▶ **The exercise**: Copy all lines below containing "explosion".

▶ **Dataset entries**:
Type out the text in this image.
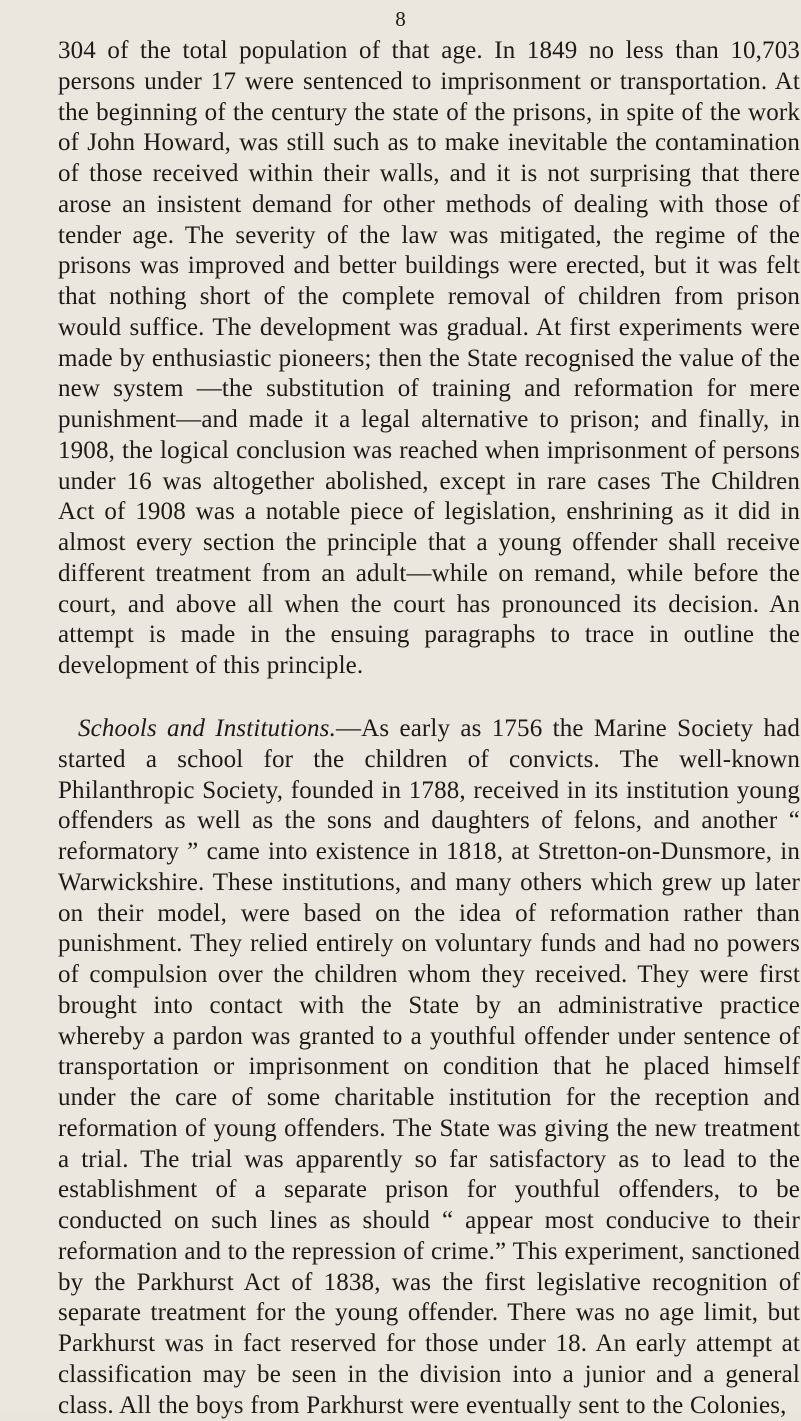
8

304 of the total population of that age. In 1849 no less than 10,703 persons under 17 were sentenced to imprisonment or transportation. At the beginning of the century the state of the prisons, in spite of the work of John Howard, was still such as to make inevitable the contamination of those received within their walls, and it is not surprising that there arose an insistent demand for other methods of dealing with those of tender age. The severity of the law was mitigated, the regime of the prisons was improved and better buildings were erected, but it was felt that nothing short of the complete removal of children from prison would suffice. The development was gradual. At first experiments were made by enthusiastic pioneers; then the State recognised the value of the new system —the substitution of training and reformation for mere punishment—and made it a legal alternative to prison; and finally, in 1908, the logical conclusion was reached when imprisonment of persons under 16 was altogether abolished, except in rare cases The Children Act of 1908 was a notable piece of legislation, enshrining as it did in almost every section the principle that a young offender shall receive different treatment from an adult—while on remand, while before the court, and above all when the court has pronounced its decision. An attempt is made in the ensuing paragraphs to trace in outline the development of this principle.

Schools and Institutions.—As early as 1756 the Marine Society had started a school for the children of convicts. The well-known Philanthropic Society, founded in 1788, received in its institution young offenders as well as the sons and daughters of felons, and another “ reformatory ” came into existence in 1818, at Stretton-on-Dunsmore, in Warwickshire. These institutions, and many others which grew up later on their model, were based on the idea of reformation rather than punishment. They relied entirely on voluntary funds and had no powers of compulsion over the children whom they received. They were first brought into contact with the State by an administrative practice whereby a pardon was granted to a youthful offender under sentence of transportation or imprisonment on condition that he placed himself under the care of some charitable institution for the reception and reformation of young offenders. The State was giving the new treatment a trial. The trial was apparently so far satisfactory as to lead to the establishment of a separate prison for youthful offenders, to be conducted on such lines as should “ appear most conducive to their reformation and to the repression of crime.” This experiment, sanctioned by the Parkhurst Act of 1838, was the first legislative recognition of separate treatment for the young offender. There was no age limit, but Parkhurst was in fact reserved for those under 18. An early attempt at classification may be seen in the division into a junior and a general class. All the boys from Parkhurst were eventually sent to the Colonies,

==

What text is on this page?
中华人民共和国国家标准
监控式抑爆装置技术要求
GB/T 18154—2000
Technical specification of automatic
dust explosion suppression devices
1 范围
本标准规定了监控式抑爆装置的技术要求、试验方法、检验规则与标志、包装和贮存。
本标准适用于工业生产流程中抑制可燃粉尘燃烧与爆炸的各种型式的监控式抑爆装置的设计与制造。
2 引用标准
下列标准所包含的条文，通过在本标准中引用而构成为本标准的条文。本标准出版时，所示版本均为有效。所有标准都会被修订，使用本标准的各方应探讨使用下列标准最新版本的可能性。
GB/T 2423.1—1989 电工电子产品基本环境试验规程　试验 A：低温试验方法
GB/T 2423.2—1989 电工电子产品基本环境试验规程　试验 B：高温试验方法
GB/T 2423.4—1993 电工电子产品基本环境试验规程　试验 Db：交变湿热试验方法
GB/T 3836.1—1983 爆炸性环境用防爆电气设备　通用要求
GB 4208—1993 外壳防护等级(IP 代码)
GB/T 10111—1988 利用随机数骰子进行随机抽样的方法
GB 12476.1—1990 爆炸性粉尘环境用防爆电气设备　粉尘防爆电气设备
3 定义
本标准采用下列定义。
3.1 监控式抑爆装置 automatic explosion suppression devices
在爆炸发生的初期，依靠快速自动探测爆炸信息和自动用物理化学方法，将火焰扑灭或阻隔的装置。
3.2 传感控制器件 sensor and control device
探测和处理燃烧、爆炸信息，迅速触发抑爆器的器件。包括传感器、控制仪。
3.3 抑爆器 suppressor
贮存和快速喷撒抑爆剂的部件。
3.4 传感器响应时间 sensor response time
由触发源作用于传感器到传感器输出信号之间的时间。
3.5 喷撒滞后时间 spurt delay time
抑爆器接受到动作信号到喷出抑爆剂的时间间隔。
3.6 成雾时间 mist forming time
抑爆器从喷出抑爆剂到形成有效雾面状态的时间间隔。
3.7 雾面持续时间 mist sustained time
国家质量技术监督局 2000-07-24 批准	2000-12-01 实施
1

▶ **Written reply**:
dust explosion suppression devices
3.1 监控式抑爆装置 automatic explosion suppression devices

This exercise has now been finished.